Problem description
Say how many lines in the data below contain the word "color", and give no other text.

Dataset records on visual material
====

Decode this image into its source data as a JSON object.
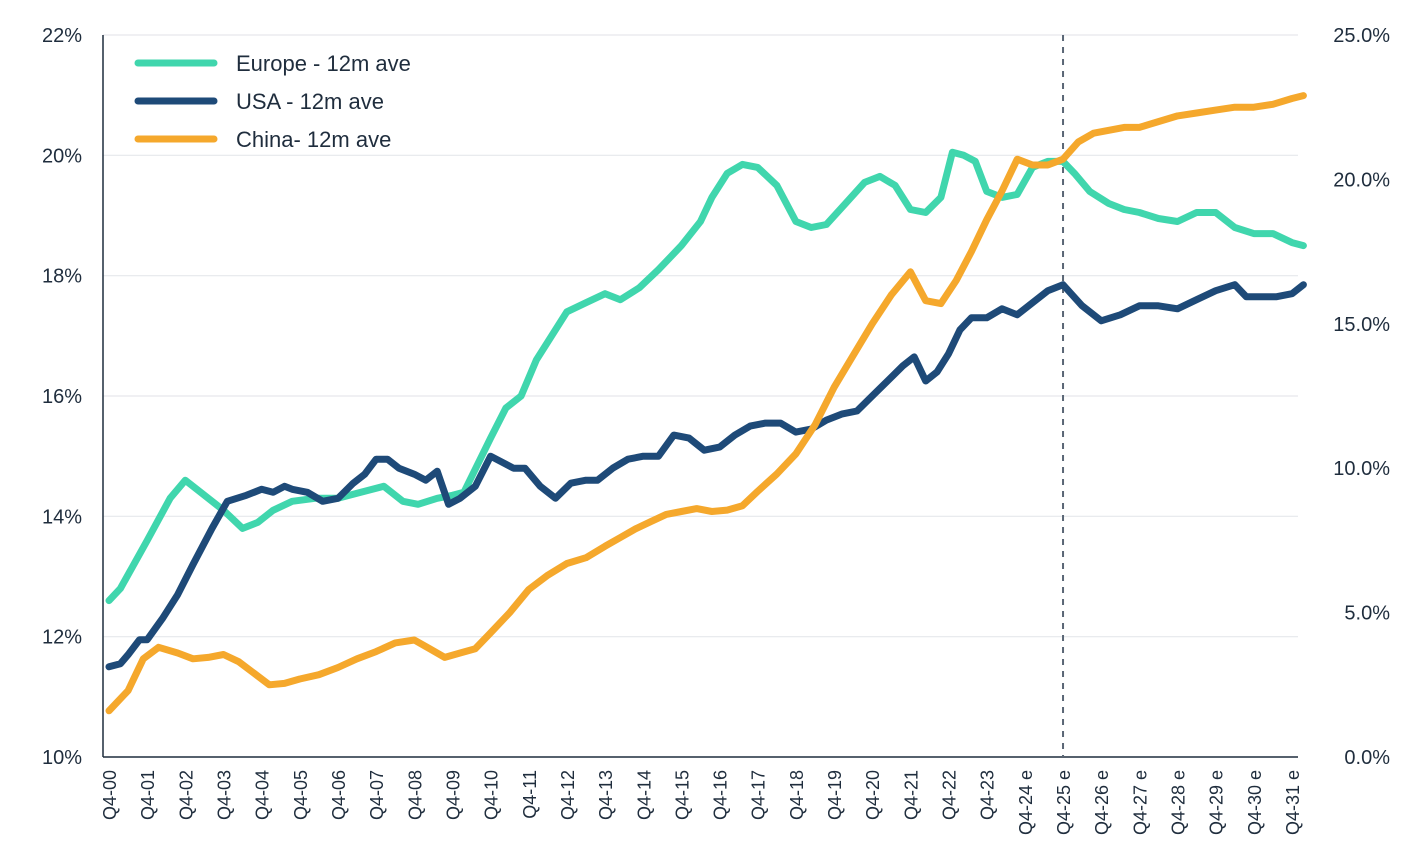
{
  "chart_data": {
    "type": "line",
    "title": "",
    "xlabel": "",
    "ylabel": "",
    "y2label": "",
    "x_labels": [
      "Q4-00",
      "Q4-01",
      "Q4-02",
      "Q4-03",
      "Q4-04",
      "Q4-05",
      "Q4-06",
      "Q4-07",
      "Q4-08",
      "Q4-09",
      "Q4-10",
      "Q4-11",
      "Q4-12",
      "Q4-13",
      "Q4-14",
      "Q4-15",
      "Q4-16",
      "Q4-17",
      "Q4-18",
      "Q4-19",
      "Q4-20",
      "Q4-21",
      "Q4-22",
      "Q4-23",
      "Q4-24 e",
      "Q4-25 e",
      "Q4-26 e",
      "Q4-27 e",
      "Q4-28 e",
      "Q4-29 e",
      "Q4-30 e",
      "Q4-31 e"
    ],
    "ylim_left": [
      10,
      22
    ],
    "left_ticks": [
      "10%",
      "12%",
      "14%",
      "16%",
      "18%",
      "20%",
      "22%"
    ],
    "ylim_right": [
      0,
      25
    ],
    "right_ticks": [
      "0.0%",
      "5.0%",
      "10.0%",
      "15.0%",
      "20.0%",
      "25.0%"
    ],
    "grid": true,
    "forecast_marker_x": "Q4-25 e",
    "legend_position": "top-left",
    "series": [
      {
        "name": "Europe - 12m ave",
        "axis": "left",
        "color": "#40d6ad",
        "x": [
          0,
          0.3,
          1.0,
          1.6,
          2.0,
          2.4,
          3.0,
          3.5,
          3.9,
          4.3,
          4.8,
          5.4,
          6.0,
          6.6,
          7.2,
          7.7,
          8.1,
          8.6,
          9.0,
          9.3,
          10.0,
          10.4,
          10.8,
          11.2,
          11.6,
          12.0,
          12.5,
          13.0,
          13.4,
          13.9,
          14.4,
          15.0,
          15.5,
          15.8,
          16.2,
          16.6,
          17.0,
          17.5,
          18.0,
          18.4,
          18.8,
          19.3,
          19.8,
          20.2,
          20.6,
          21.0,
          21.4,
          21.8,
          22.1,
          22.4,
          22.7,
          23.0,
          23.4,
          23.8,
          24.2,
          24.6,
          25.0,
          25.3,
          25.7,
          26.2,
          26.6,
          27.0,
          27.5,
          28.0,
          28.5,
          29.0,
          29.5,
          30.0,
          30.5,
          31.0,
          31.3
        ],
        "values": [
          12.6,
          12.8,
          13.6,
          14.3,
          14.6,
          14.4,
          14.1,
          13.8,
          13.9,
          14.1,
          14.25,
          14.3,
          14.3,
          14.4,
          14.5,
          14.25,
          14.2,
          14.3,
          14.35,
          14.4,
          15.3,
          15.8,
          16.0,
          16.6,
          17.0,
          17.4,
          17.55,
          17.7,
          17.6,
          17.8,
          18.1,
          18.5,
          18.9,
          19.3,
          19.7,
          19.85,
          19.8,
          19.5,
          18.9,
          18.8,
          18.85,
          19.2,
          19.55,
          19.65,
          19.5,
          19.1,
          19.05,
          19.3,
          20.05,
          20.0,
          19.9,
          19.4,
          19.3,
          19.35,
          19.8,
          19.9,
          19.9,
          19.7,
          19.4,
          19.2,
          19.1,
          19.05,
          18.95,
          18.9,
          19.05,
          19.05,
          18.8,
          18.7,
          18.7,
          18.55,
          18.5
        ]
      },
      {
        "name": "USA - 12m ave",
        "axis": "left",
        "color": "#1e4a78",
        "x": [
          0,
          0.3,
          0.5,
          0.8,
          1.0,
          1.4,
          1.8,
          2.2,
          2.7,
          3.1,
          3.6,
          4.0,
          4.3,
          4.6,
          4.8,
          5.2,
          5.6,
          6.0,
          6.4,
          6.7,
          7.0,
          7.3,
          7.6,
          8.0,
          8.3,
          8.6,
          8.9,
          9.2,
          9.6,
          10.0,
          10.3,
          10.6,
          10.9,
          11.3,
          11.7,
          12.1,
          12.5,
          12.8,
          13.2,
          13.6,
          14.0,
          14.4,
          14.8,
          15.2,
          15.6,
          16.0,
          16.4,
          16.8,
          17.2,
          17.6,
          18.0,
          18.4,
          18.8,
          19.2,
          19.6,
          20.0,
          20.4,
          20.8,
          21.1,
          21.4,
          21.7,
          22.0,
          22.3,
          22.6,
          23.0,
          23.4,
          23.8,
          24.2,
          24.6,
          25.0,
          25.5,
          26.0,
          26.5,
          27.0,
          27.5,
          28.0,
          28.5,
          29.0,
          29.5,
          29.8,
          30.2,
          30.6,
          31.0,
          31.3
        ],
        "values": [
          11.5,
          11.55,
          11.7,
          11.95,
          11.95,
          12.3,
          12.7,
          13.2,
          13.8,
          14.25,
          14.35,
          14.45,
          14.4,
          14.5,
          14.45,
          14.4,
          14.25,
          14.3,
          14.55,
          14.7,
          14.95,
          14.95,
          14.8,
          14.7,
          14.6,
          14.75,
          14.2,
          14.3,
          14.5,
          15.0,
          14.9,
          14.8,
          14.8,
          14.5,
          14.3,
          14.55,
          14.6,
          14.6,
          14.8,
          14.95,
          15.0,
          15.0,
          15.35,
          15.3,
          15.1,
          15.15,
          15.35,
          15.5,
          15.55,
          15.55,
          15.4,
          15.45,
          15.6,
          15.7,
          15.75,
          16.0,
          16.25,
          16.5,
          16.65,
          16.25,
          16.4,
          16.7,
          17.1,
          17.3,
          17.3,
          17.45,
          17.35,
          17.55,
          17.75,
          17.85,
          17.5,
          17.25,
          17.35,
          17.5,
          17.5,
          17.45,
          17.6,
          17.75,
          17.85,
          17.65,
          17.65,
          17.65,
          17.7,
          17.85
        ]
      },
      {
        "name": "China- 12m ave",
        "axis": "right",
        "color": "#f5a82c",
        "x": [
          0,
          0.5,
          0.9,
          1.3,
          1.8,
          2.2,
          2.6,
          3.0,
          3.4,
          3.8,
          4.2,
          4.6,
          5.0,
          5.5,
          6.0,
          6.5,
          7.0,
          7.5,
          8.0,
          8.4,
          8.8,
          9.2,
          9.6,
          10.0,
          10.5,
          11.0,
          11.5,
          12.0,
          12.5,
          13.0,
          13.4,
          13.8,
          14.2,
          14.6,
          15.0,
          15.4,
          15.8,
          16.2,
          16.6,
          17.0,
          17.5,
          18.0,
          18.5,
          19.0,
          19.5,
          20.0,
          20.5,
          21.0,
          21.4,
          21.8,
          22.2,
          22.6,
          23.0,
          23.4,
          23.8,
          24.2,
          24.6,
          25.0,
          25.4,
          25.8,
          26.2,
          26.6,
          27.0,
          27.5,
          28.0,
          28.5,
          29.0,
          29.5,
          30.0,
          30.5,
          31.0,
          31.3
        ],
        "values": [
          1.6,
          2.3,
          3.4,
          3.8,
          3.6,
          3.4,
          3.45,
          3.55,
          3.3,
          2.9,
          2.5,
          2.55,
          2.7,
          2.85,
          3.1,
          3.4,
          3.65,
          3.95,
          4.05,
          3.75,
          3.45,
          3.6,
          3.75,
          4.3,
          5.0,
          5.8,
          6.3,
          6.7,
          6.9,
          7.3,
          7.6,
          7.9,
          8.15,
          8.4,
          8.5,
          8.6,
          8.5,
          8.55,
          8.7,
          9.2,
          9.8,
          10.5,
          11.5,
          12.8,
          13.9,
          15.0,
          16.0,
          16.8,
          15.8,
          15.7,
          16.5,
          17.5,
          18.6,
          19.6,
          20.7,
          20.5,
          20.5,
          20.7,
          21.3,
          21.6,
          21.7,
          21.8,
          21.8,
          22.0,
          22.2,
          22.3,
          22.4,
          22.5,
          22.5,
          22.6,
          22.8,
          22.9
        ]
      }
    ]
  }
}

====

Result below
3